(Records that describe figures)
=-=-=-=-=

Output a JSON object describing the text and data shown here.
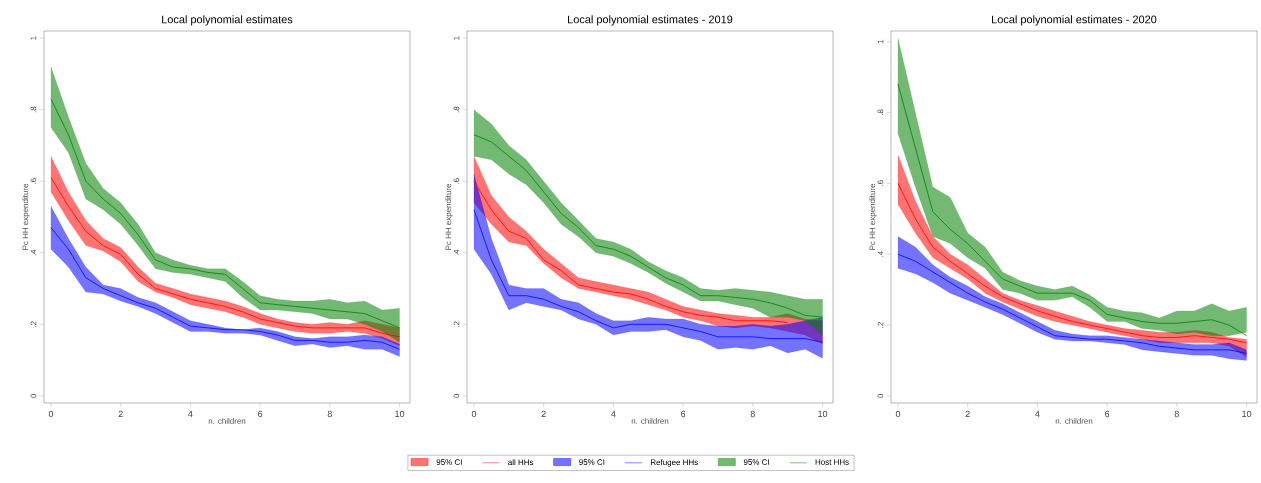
{
  "chart_data": [
    {
      "type": "line",
      "title": "Local polynomial estimates",
      "xlabel": "n. children",
      "ylabel": "Pc HH expenditure",
      "x": [
        0,
        0.5,
        1,
        1.5,
        2,
        2.5,
        3,
        3.5,
        4,
        4.5,
        5,
        5.5,
        6,
        6.5,
        7,
        7.5,
        8,
        8.5,
        9,
        9.5,
        10
      ],
      "xlim": [
        -0.2,
        10.3
      ],
      "ylim": [
        -0.02,
        1.02
      ],
      "xticks": [
        0,
        2,
        4,
        6,
        8,
        10
      ],
      "yticks": [
        0,
        {
          "value": 0.2,
          "label": ".2"
        },
        {
          "value": 0.4,
          "label": ".4"
        },
        {
          "value": 0.6,
          "label": ".6"
        },
        {
          "value": 0.8,
          "label": ".8"
        },
        1
      ],
      "legend": "bottom",
      "annotations": [
        "95% CI",
        "95% CI",
        "95% CI"
      ],
      "series": [
        {
          "name": "all HHs",
          "color": "#ff0000",
          "values": [
            0.61,
            0.53,
            0.46,
            0.42,
            0.395,
            0.34,
            0.3,
            0.285,
            0.27,
            0.26,
            0.25,
            0.235,
            0.215,
            0.205,
            0.195,
            0.19,
            0.19,
            0.19,
            0.19,
            0.175,
            0.165
          ],
          "upper": [
            0.67,
            0.57,
            0.49,
            0.44,
            0.415,
            0.36,
            0.315,
            0.3,
            0.285,
            0.275,
            0.265,
            0.25,
            0.23,
            0.215,
            0.205,
            0.2,
            0.205,
            0.2,
            0.21,
            0.2,
            0.19
          ],
          "lower": [
            0.57,
            0.49,
            0.42,
            0.405,
            0.375,
            0.32,
            0.29,
            0.275,
            0.255,
            0.245,
            0.235,
            0.22,
            0.2,
            0.19,
            0.18,
            0.175,
            0.175,
            0.18,
            0.175,
            0.16,
            0.14
          ]
        },
        {
          "name": "Refugee HHs",
          "color": "#0000ff",
          "values": [
            0.47,
            0.41,
            0.33,
            0.3,
            0.28,
            0.26,
            0.245,
            0.22,
            0.195,
            0.19,
            0.185,
            0.185,
            0.18,
            0.17,
            0.155,
            0.155,
            0.15,
            0.15,
            0.155,
            0.15,
            0.13
          ],
          "upper": [
            0.53,
            0.44,
            0.36,
            0.31,
            0.3,
            0.275,
            0.26,
            0.235,
            0.21,
            0.2,
            0.19,
            0.185,
            0.19,
            0.18,
            0.165,
            0.16,
            0.165,
            0.165,
            0.17,
            0.165,
            0.145
          ],
          "lower": [
            0.41,
            0.36,
            0.29,
            0.285,
            0.265,
            0.25,
            0.23,
            0.205,
            0.18,
            0.18,
            0.175,
            0.175,
            0.17,
            0.155,
            0.14,
            0.145,
            0.135,
            0.14,
            0.13,
            0.13,
            0.11
          ]
        },
        {
          "name": "Host HHs",
          "color": "#008000",
          "values": [
            0.83,
            0.73,
            0.6,
            0.55,
            0.51,
            0.45,
            0.38,
            0.36,
            0.355,
            0.345,
            0.34,
            0.3,
            0.26,
            0.255,
            0.25,
            0.245,
            0.24,
            0.235,
            0.23,
            0.21,
            0.19
          ],
          "upper": [
            0.92,
            0.78,
            0.65,
            0.58,
            0.54,
            0.48,
            0.4,
            0.38,
            0.365,
            0.355,
            0.355,
            0.32,
            0.28,
            0.27,
            0.265,
            0.265,
            0.27,
            0.26,
            0.265,
            0.24,
            0.245
          ],
          "lower": [
            0.75,
            0.68,
            0.55,
            0.52,
            0.48,
            0.42,
            0.355,
            0.345,
            0.34,
            0.33,
            0.32,
            0.275,
            0.24,
            0.24,
            0.235,
            0.23,
            0.215,
            0.215,
            0.2,
            0.18,
            0.15
          ]
        }
      ]
    },
    {
      "type": "line",
      "title": "Local polynomial estimates - 2019",
      "xlabel": "n. children",
      "ylabel": "Pc HH expenditure",
      "x": [
        0,
        0.5,
        1,
        1.5,
        2,
        2.5,
        3,
        3.5,
        4,
        4.5,
        5,
        5.5,
        6,
        6.5,
        7,
        7.5,
        8,
        8.5,
        9,
        9.5,
        10
      ],
      "xlim": [
        -0.2,
        10.3
      ],
      "ylim": [
        -0.02,
        1.02
      ],
      "xticks": [
        0,
        2,
        4,
        6,
        8,
        10
      ],
      "yticks": [
        0,
        {
          "value": 0.2,
          "label": ".2"
        },
        {
          "value": 0.4,
          "label": ".4"
        },
        {
          "value": 0.6,
          "label": ".6"
        },
        {
          "value": 0.8,
          "label": ".8"
        },
        1
      ],
      "series": [
        {
          "color": "#ff0000",
          "values": [
            0.6,
            0.52,
            0.46,
            0.44,
            0.38,
            0.35,
            0.31,
            0.3,
            0.29,
            0.285,
            0.27,
            0.25,
            0.235,
            0.225,
            0.22,
            0.21,
            0.21,
            0.21,
            0.205,
            null,
            null
          ],
          "upper": [
            0.67,
            0.56,
            0.5,
            0.46,
            0.41,
            0.37,
            0.33,
            0.32,
            0.31,
            0.3,
            0.29,
            0.27,
            0.25,
            0.24,
            0.23,
            0.225,
            0.22,
            0.22,
            0.23,
            0.215,
            0.21
          ],
          "lower": [
            0.54,
            0.48,
            0.43,
            0.42,
            0.37,
            0.33,
            0.3,
            0.29,
            0.28,
            0.27,
            0.255,
            0.24,
            0.22,
            0.21,
            0.195,
            0.19,
            0.195,
            0.19,
            0.18,
            0.17,
            0.145
          ]
        },
        {
          "color": "#0000ff",
          "values": [
            0.52,
            0.38,
            0.28,
            0.28,
            0.27,
            0.25,
            0.235,
            0.21,
            0.19,
            0.2,
            0.2,
            0.2,
            0.19,
            0.18,
            0.165,
            0.165,
            0.165,
            0.16,
            0.16,
            0.16,
            0.15
          ],
          "upper": [
            0.62,
            0.44,
            0.31,
            0.3,
            0.3,
            0.27,
            0.26,
            0.23,
            0.21,
            0.21,
            0.22,
            0.215,
            0.215,
            0.2,
            0.195,
            0.195,
            0.2,
            0.195,
            0.2,
            0.21,
            0.22
          ],
          "lower": [
            0.41,
            0.34,
            0.24,
            0.26,
            0.25,
            0.24,
            0.215,
            0.2,
            0.17,
            0.18,
            0.18,
            0.185,
            0.165,
            0.155,
            0.13,
            0.135,
            0.13,
            0.14,
            0.12,
            0.13,
            0.105
          ]
        },
        {
          "color": "#008000",
          "values": [
            0.73,
            0.71,
            0.67,
            0.63,
            0.57,
            0.51,
            0.47,
            0.42,
            0.41,
            0.39,
            0.36,
            0.33,
            0.31,
            0.28,
            0.28,
            0.275,
            0.27,
            0.26,
            0.245,
            0.225,
            0.22
          ],
          "upper": [
            0.8,
            0.76,
            0.7,
            0.66,
            0.6,
            0.54,
            0.49,
            0.44,
            0.43,
            0.41,
            0.375,
            0.35,
            0.33,
            0.3,
            0.295,
            0.3,
            0.295,
            0.29,
            0.28,
            0.27,
            0.27
          ],
          "lower": [
            0.67,
            0.66,
            0.62,
            0.59,
            0.54,
            0.48,
            0.445,
            0.4,
            0.39,
            0.37,
            0.345,
            0.315,
            0.29,
            0.265,
            0.265,
            0.255,
            0.245,
            0.22,
            0.22,
            0.21,
            0.17
          ]
        }
      ]
    },
    {
      "type": "line",
      "title": "Local polynomial estimates - 2020",
      "xlabel": "n. children",
      "ylabel": "Pc HH expenditure",
      "x": [
        0,
        0.5,
        1,
        1.5,
        2,
        2.5,
        3,
        3.5,
        4,
        4.5,
        5,
        5.5,
        6,
        6.5,
        7,
        7.5,
        8,
        8.5,
        9,
        9.5,
        10
      ],
      "xlim": [
        -0.2,
        10.3
      ],
      "ylim": [
        -0.02,
        1.03
      ],
      "xticks": [
        0,
        2,
        4,
        6,
        8,
        10
      ],
      "yticks": [
        0,
        {
          "value": 0.2,
          "label": ".2"
        },
        {
          "value": 0.4,
          "label": ".4"
        },
        {
          "value": 0.6,
          "label": ".6"
        },
        {
          "value": 0.8,
          "label": ".8"
        },
        1
      ],
      "series": [
        {
          "color": "#ff0000",
          "values": [
            0.6,
            0.5,
            0.42,
            0.38,
            0.345,
            0.31,
            0.28,
            0.26,
            0.24,
            0.225,
            0.21,
            0.2,
            0.19,
            0.18,
            0.17,
            0.165,
            0.165,
            0.17,
            0.165,
            0.16,
            0.15
          ],
          "upper": [
            0.68,
            0.55,
            0.45,
            0.4,
            0.37,
            0.33,
            0.29,
            0.27,
            0.255,
            0.24,
            0.225,
            0.21,
            0.2,
            0.19,
            0.185,
            0.18,
            0.18,
            0.185,
            0.18,
            0.165,
            0.16
          ],
          "lower": [
            0.54,
            0.46,
            0.39,
            0.36,
            0.33,
            0.29,
            0.265,
            0.245,
            0.225,
            0.21,
            0.2,
            0.19,
            0.18,
            0.17,
            0.16,
            0.15,
            0.15,
            0.15,
            0.15,
            0.14,
            0.11
          ]
        },
        {
          "color": "#0000ff",
          "values": [
            0.4,
            0.38,
            0.35,
            0.32,
            0.29,
            0.265,
            0.245,
            0.22,
            0.195,
            0.17,
            0.165,
            0.16,
            0.16,
            0.155,
            0.15,
            0.14,
            0.135,
            0.13,
            0.13,
            0.13,
            0.12
          ],
          "upper": [
            0.45,
            0.42,
            0.37,
            0.335,
            0.31,
            0.28,
            0.26,
            0.235,
            0.21,
            0.185,
            0.175,
            0.17,
            0.17,
            0.165,
            0.16,
            0.155,
            0.15,
            0.145,
            0.145,
            0.15,
            0.13
          ],
          "lower": [
            0.36,
            0.345,
            0.32,
            0.29,
            0.27,
            0.25,
            0.23,
            0.205,
            0.18,
            0.16,
            0.155,
            0.155,
            0.15,
            0.145,
            0.13,
            0.125,
            0.12,
            0.115,
            0.115,
            0.105,
            0.1
          ]
        },
        {
          "color": "#008000",
          "values": [
            0.88,
            0.7,
            0.52,
            0.47,
            0.43,
            0.38,
            0.33,
            0.31,
            0.29,
            0.29,
            0.29,
            0.27,
            0.23,
            0.22,
            0.21,
            0.205,
            0.205,
            0.21,
            0.215,
            0.2,
            0.17
          ],
          "upper": [
            1.01,
            0.8,
            0.59,
            0.56,
            0.46,
            0.42,
            0.35,
            0.325,
            0.31,
            0.3,
            0.31,
            0.285,
            0.25,
            0.24,
            0.235,
            0.22,
            0.24,
            0.24,
            0.26,
            0.24,
            0.25
          ],
          "lower": [
            0.74,
            0.59,
            0.45,
            0.43,
            0.39,
            0.36,
            0.3,
            0.29,
            0.27,
            0.27,
            0.28,
            0.25,
            0.21,
            0.21,
            0.19,
            0.185,
            0.175,
            0.18,
            0.17,
            0.17,
            0.18
          ]
        }
      ]
    }
  ]
}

=-=-=-=-=

→ **Objective**
Copy all lines from the material that contain "Local".

→ **Written reply**
      "title": "Local polynomial estimates",
      "title": "Local polynomial estimates - 2019",
      "title": "Local polynomial estimates - 2020",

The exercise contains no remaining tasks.